* OBJECTIVE:
Echo back the stretch of records from their very start through the line containing "The sphere 110 is at (733, 343).", and nothing past that line.

Stored items:
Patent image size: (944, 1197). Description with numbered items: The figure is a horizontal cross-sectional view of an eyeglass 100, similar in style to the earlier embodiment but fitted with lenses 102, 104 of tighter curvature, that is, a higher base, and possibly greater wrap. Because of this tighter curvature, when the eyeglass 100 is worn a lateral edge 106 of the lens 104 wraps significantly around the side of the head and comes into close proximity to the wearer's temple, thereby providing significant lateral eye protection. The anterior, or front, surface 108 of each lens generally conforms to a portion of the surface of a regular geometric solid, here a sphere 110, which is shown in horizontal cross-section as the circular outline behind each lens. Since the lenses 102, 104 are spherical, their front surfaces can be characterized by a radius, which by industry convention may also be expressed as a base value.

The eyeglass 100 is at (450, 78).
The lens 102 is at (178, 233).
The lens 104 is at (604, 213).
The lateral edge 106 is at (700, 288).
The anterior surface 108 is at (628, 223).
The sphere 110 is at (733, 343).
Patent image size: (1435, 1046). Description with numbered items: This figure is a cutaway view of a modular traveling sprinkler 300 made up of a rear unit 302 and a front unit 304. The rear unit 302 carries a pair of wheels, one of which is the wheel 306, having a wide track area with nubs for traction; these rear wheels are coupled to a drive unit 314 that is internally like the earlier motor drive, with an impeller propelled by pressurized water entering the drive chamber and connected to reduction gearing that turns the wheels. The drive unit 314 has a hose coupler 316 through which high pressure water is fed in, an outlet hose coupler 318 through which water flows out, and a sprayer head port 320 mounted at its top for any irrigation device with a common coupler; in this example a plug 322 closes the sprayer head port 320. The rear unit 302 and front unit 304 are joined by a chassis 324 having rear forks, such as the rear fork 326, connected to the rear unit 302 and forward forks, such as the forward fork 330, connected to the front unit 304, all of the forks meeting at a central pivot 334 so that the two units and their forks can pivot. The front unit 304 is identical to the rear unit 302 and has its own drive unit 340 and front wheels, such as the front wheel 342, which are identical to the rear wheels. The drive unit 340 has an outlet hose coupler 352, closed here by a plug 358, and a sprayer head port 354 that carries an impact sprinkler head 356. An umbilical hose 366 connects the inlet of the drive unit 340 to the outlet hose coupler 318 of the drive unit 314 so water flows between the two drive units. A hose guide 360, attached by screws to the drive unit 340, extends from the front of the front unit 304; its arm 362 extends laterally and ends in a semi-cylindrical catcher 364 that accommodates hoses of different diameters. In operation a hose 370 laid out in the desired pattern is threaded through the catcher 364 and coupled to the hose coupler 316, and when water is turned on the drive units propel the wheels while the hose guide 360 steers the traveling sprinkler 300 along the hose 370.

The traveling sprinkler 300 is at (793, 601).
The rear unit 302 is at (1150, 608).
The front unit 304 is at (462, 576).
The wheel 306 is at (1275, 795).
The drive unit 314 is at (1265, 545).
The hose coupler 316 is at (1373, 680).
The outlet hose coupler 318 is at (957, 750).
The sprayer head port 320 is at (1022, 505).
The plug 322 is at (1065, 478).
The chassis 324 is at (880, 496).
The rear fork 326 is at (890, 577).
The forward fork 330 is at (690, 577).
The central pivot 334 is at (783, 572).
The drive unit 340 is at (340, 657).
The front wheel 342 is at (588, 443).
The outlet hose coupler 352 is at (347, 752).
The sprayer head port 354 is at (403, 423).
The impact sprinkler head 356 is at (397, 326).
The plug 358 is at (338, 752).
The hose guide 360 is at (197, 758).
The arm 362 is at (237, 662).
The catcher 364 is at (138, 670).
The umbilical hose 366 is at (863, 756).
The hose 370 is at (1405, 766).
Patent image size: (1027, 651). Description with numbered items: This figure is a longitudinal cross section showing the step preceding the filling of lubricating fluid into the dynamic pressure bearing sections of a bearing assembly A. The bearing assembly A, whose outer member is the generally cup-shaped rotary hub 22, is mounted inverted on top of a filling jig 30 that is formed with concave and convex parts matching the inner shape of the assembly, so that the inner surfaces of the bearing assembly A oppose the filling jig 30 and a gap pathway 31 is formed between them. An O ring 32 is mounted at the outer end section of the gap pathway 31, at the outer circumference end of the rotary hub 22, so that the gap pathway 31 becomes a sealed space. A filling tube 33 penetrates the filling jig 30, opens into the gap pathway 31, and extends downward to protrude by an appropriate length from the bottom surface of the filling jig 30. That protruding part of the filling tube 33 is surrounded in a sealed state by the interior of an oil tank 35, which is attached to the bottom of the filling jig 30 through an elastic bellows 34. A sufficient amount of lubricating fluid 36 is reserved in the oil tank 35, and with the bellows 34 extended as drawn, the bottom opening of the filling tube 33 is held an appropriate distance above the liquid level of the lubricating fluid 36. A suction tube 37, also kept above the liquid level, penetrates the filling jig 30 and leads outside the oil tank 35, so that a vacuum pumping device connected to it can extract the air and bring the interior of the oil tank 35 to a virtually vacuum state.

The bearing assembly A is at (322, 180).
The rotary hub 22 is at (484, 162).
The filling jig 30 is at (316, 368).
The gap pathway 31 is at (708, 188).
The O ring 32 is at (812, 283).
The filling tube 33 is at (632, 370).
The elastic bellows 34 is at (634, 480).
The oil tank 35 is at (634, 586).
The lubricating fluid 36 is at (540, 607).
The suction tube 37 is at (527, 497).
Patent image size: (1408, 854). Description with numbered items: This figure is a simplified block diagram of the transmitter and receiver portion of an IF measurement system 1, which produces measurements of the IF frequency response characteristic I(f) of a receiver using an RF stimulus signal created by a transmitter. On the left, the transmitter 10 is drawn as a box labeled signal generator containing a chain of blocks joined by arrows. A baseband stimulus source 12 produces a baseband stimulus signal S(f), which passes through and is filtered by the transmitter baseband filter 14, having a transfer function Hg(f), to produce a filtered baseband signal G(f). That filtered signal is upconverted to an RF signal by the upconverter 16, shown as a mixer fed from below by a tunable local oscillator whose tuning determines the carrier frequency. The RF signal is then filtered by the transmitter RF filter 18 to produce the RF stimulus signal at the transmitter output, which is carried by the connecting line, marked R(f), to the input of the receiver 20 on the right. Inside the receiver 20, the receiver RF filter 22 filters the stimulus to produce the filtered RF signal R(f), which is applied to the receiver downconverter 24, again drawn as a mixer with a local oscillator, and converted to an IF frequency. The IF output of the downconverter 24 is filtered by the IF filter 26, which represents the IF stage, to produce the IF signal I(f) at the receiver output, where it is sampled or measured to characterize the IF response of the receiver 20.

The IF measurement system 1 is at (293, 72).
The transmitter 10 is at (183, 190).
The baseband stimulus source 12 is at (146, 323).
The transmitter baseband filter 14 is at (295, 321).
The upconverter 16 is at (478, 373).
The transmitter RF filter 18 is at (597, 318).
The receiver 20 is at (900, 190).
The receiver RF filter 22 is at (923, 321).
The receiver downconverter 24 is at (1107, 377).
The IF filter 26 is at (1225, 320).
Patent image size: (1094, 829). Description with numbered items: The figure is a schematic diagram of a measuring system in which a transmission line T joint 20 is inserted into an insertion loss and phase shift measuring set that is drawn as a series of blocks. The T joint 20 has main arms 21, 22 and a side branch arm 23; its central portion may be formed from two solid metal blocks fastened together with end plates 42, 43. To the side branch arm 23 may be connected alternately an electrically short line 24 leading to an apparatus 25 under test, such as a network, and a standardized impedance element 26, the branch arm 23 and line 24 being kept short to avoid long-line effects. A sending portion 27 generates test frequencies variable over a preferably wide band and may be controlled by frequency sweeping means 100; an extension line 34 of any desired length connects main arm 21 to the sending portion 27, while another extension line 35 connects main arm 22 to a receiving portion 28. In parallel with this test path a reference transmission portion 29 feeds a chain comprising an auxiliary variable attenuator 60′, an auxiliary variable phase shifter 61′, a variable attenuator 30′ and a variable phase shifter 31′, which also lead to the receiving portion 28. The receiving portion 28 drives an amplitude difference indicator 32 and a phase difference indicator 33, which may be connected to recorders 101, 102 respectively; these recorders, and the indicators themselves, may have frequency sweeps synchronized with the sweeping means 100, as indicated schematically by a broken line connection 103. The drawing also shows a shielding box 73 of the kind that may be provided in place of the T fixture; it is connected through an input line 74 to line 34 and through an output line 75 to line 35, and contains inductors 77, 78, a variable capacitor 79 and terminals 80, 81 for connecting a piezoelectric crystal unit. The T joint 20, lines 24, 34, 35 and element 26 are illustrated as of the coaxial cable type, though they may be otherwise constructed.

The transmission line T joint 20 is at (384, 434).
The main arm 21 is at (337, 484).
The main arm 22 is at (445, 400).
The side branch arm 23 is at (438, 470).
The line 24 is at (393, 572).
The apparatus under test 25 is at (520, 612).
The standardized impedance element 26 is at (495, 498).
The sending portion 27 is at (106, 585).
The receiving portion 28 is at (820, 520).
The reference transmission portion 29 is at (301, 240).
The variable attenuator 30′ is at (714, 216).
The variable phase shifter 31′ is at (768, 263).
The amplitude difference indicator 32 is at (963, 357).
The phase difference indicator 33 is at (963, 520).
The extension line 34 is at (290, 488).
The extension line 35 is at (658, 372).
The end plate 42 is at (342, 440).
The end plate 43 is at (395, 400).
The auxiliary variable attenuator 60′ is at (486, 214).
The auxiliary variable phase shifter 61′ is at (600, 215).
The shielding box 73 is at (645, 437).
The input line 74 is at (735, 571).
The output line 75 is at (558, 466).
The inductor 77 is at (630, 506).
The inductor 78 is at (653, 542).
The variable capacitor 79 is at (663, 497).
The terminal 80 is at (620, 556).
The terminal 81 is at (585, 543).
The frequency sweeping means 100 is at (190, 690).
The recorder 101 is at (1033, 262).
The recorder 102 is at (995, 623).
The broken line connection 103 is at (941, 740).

* WRITTEN SOLUTION:
Patent image size: (944, 1197). Description with numbered items: The figure is a horizontal cross-sectional view of an eyeglass 100, similar in style to the earlier embodiment but fitted with lenses 102, 104 of tighter curvature, that is, a higher base, and possibly greater wrap. Because of this tighter curvature, when the eyeglass 100 is worn a lateral edge 106 of the lens 104 wraps significantly around the side of the head and comes into close proximity to the wearer's temple, thereby providing significant lateral eye protection. The anterior, or front, surface 108 of each lens generally conforms to a portion of the surface of a regular geometric solid, here a sphere 110, which is shown in horizontal cross-section as the circular outline behind each lens. Since the lenses 102, 104 are spherical, their front surfaces can be characterized by a radius, which by industry convention may also be expressed as a base value.

The eyeglass 100 is at (450, 78).
The lens 102 is at (178, 233).
The lens 104 is at (604, 213).
The lateral edge 106 is at (700, 288).
The anterior surface 108 is at (628, 223).
The sphere 110 is at (733, 343).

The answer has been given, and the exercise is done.